Exercise description: Identify the lines holding "https" and copy them.

* start *

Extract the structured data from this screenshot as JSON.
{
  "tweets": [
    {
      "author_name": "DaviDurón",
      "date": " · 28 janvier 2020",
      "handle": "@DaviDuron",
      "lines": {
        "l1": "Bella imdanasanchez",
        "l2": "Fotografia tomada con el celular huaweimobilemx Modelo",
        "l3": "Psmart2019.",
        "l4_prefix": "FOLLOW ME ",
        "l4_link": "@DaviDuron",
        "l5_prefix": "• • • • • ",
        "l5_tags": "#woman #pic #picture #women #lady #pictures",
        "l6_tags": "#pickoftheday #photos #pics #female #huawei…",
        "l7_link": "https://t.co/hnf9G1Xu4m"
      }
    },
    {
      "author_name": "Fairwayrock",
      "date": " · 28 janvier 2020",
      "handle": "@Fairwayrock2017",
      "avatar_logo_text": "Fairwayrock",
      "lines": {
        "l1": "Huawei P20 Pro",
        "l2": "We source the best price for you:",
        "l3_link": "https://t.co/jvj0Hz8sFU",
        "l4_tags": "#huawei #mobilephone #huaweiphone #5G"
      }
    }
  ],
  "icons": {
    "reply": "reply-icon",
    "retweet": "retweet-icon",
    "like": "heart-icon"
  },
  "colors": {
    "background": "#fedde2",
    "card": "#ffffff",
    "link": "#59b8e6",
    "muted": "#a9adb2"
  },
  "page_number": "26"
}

* end *

Result:
        "l7_link": "https://t.co/hnf9G1Xu4m"
        "l3_link": "https://t.co/jvj0Hz8sFU",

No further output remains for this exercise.